→ **The task**: Every entry that follows should be reproduced exactly.

Records from a collection:
----------------

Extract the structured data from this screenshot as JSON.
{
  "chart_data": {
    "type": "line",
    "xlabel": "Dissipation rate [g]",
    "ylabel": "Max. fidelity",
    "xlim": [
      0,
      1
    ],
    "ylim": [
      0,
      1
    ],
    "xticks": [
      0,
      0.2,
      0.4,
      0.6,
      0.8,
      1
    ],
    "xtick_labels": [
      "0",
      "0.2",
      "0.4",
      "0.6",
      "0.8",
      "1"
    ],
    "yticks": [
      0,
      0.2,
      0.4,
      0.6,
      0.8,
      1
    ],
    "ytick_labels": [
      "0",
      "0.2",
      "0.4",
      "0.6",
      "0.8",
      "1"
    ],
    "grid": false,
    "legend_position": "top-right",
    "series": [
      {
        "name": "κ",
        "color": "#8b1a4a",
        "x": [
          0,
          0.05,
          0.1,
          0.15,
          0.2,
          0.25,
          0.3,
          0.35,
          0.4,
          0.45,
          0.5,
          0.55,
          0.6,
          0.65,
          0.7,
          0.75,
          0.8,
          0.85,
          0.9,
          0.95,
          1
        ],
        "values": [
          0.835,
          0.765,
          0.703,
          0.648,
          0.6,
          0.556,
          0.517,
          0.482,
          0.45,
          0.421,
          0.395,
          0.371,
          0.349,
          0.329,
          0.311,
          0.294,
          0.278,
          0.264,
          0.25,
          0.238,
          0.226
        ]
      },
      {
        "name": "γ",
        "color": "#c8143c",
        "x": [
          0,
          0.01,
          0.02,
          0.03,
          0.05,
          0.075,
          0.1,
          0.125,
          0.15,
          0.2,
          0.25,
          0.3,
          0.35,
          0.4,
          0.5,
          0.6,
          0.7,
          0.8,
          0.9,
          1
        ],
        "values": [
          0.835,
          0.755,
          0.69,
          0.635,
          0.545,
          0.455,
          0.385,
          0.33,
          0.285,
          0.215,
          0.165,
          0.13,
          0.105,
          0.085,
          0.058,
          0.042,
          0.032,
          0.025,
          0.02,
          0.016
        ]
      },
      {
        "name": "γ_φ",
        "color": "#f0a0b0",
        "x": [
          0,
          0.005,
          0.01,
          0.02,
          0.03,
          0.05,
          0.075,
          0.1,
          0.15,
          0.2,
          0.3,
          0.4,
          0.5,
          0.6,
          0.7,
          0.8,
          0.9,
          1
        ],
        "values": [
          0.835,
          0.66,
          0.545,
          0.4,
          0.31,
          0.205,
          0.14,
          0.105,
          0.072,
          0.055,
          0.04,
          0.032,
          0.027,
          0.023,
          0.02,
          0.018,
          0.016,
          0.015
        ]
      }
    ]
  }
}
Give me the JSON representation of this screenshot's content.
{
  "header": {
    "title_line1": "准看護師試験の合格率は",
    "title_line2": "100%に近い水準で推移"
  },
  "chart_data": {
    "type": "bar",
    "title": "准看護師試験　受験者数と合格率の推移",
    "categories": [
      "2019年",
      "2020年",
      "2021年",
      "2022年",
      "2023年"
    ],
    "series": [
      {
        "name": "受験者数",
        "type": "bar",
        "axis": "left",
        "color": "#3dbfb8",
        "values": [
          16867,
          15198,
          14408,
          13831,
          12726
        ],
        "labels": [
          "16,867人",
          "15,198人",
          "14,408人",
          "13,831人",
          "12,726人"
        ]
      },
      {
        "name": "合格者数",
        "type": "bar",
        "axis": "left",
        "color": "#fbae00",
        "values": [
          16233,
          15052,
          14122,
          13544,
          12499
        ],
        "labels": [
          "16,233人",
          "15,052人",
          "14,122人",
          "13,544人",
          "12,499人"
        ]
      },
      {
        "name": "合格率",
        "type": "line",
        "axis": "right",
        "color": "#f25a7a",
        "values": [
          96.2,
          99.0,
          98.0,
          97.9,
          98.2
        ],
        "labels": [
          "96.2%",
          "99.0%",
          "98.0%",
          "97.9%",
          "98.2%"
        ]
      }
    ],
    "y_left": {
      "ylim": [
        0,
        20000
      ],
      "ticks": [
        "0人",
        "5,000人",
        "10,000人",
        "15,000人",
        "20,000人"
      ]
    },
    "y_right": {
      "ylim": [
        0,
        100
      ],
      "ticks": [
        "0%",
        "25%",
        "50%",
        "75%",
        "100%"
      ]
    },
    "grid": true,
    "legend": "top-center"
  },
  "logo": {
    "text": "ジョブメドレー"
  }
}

----------------

→ **Answer for the task**:
Extract the structured data from this screenshot as JSON.
{
  "chart_data": {
    "type": "line",
    "xlabel": "Dissipation rate [g]",
    "ylabel": "Max. fidelity",
    "xlim": [
      0,
      1
    ],
    "ylim": [
      0,
      1
    ],
    "xticks": [
      0,
      0.2,
      0.4,
      0.6,
      0.8,
      1
    ],
    "xtick_labels": [
      "0",
      "0.2",
      "0.4",
      "0.6",
      "0.8",
      "1"
    ],
    "yticks": [
      0,
      0.2,
      0.4,
      0.6,
      0.8,
      1
    ],
    "ytick_labels": [
      "0",
      "0.2",
      "0.4",
      "0.6",
      "0.8",
      "1"
    ],
    "grid": false,
    "legend_position": "top-right",
    "series": [
      {
        "name": "κ",
        "color": "#8b1a4a",
        "x": [
          0,
          0.05,
          0.1,
          0.15,
          0.2,
          0.25,
          0.3,
          0.35,
          0.4,
          0.45,
          0.5,
          0.55,
          0.6,
          0.65,
          0.7,
          0.75,
          0.8,
          0.85,
          0.9,
          0.95,
          1
        ],
        "values": [
          0.835,
          0.765,
          0.703,
          0.648,
          0.6,
          0.556,
          0.517,
          0.482,
          0.45,
          0.421,
          0.395,
          0.371,
          0.349,
          0.329,
          0.311,
          0.294,
          0.278,
          0.264,
          0.25,
          0.238,
          0.226
        ]
      },
      {
        "name": "γ",
        "color": "#c8143c",
        "x": [
          0,
          0.01,
          0.02,
          0.03,
          0.05,
          0.075,
          0.1,
          0.125,
          0.15,
          0.2,
          0.25,
          0.3,
          0.35,
          0.4,
          0.5,
          0.6,
          0.7,
          0.8,
          0.9,
          1
        ],
        "values": [
          0.835,
          0.755,
          0.69,
          0.635,
          0.545,
          0.455,
          0.385,
          0.33,
          0.285,
          0.215,
          0.165,
          0.13,
          0.105,
          0.085,
          0.058,
          0.042,
          0.032,
          0.025,
          0.02,
          0.016
        ]
      },
      {
        "name": "γ_φ",
        "color": "#f0a0b0",
        "x": [
          0,
          0.005,
          0.01,
          0.02,
          0.03,
          0.05,
          0.075,
          0.1,
          0.15,
          0.2,
          0.3,
          0.4,
          0.5,
          0.6,
          0.7,
          0.8,
          0.9,
          1
        ],
        "values": [
          0.835,
          0.66,
          0.545,
          0.4,
          0.31,
          0.205,
          0.14,
          0.105,
          0.072,
          0.055,
          0.04,
          0.032,
          0.027,
          0.023,
          0.02,
          0.018,
          0.016,
          0.015
        ]
      }
    ]
  }
}
Give me the JSON representation of this screenshot's content.
{
  "header": {
    "title_line1": "准看護師試験の合格率は",
    "title_line2": "100%に近い水準で推移"
  },
  "chart_data": {
    "type": "bar",
    "title": "准看護師試験　受験者数と合格率の推移",
    "categories": [
      "2019年",
      "2020年",
      "2021年",
      "2022年",
      "2023年"
    ],
    "series": [
      {
        "name": "受験者数",
        "type": "bar",
        "axis": "left",
        "color": "#3dbfb8",
        "values": [
          16867,
          15198,
          14408,
          13831,
          12726
        ],
        "labels": [
          "16,867人",
          "15,198人",
          "14,408人",
          "13,831人",
          "12,726人"
        ]
      },
      {
        "name": "合格者数",
        "type": "bar",
        "axis": "left",
        "color": "#fbae00",
        "values": [
          16233,
          15052,
          14122,
          13544,
          12499
        ],
        "labels": [
          "16,233人",
          "15,052人",
          "14,122人",
          "13,544人",
          "12,499人"
        ]
      },
      {
        "name": "合格率",
        "type": "line",
        "axis": "right",
        "color": "#f25a7a",
        "values": [
          96.2,
          99.0,
          98.0,
          97.9,
          98.2
        ],
        "labels": [
          "96.2%",
          "99.0%",
          "98.0%",
          "97.9%",
          "98.2%"
        ]
      }
    ],
    "y_left": {
      "ylim": [
        0,
        20000
      ],
      "ticks": [
        "0人",
        "5,000人",
        "10,000人",
        "15,000人",
        "20,000人"
      ]
    },
    "y_right": {
      "ylim": [
        0,
        100
      ],
      "ticks": [
        "0%",
        "25%",
        "50%",
        "75%",
        "100%"
      ]
    },
    "grid": true,
    "legend": "top-center"
  },
  "logo": {
    "text": "ジョブメドレー"
  }
}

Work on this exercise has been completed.